▸ Given request
What follows is a listing; give it again exactly, in its entirety.

▸ Input data
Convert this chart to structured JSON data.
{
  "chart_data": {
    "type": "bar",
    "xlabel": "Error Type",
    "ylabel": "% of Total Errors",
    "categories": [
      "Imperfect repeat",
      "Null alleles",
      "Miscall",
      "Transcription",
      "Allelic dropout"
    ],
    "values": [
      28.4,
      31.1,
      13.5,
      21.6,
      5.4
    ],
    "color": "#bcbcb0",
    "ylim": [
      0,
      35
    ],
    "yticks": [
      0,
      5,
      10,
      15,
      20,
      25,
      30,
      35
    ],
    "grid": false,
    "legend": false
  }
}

▸ The solution
Convert this chart to structured JSON data.
{
  "chart_data": {
    "type": "bar",
    "xlabel": "Error Type",
    "ylabel": "% of Total Errors",
    "categories": [
      "Imperfect repeat",
      "Null alleles",
      "Miscall",
      "Transcription",
      "Allelic dropout"
    ],
    "values": [
      28.4,
      31.1,
      13.5,
      21.6,
      5.4
    ],
    "color": "#bcbcb0",
    "ylim": [
      0,
      35
    ],
    "yticks": [
      0,
      5,
      10,
      15,
      20,
      25,
      30,
      35
    ],
    "grid": false,
    "legend": false
  }
}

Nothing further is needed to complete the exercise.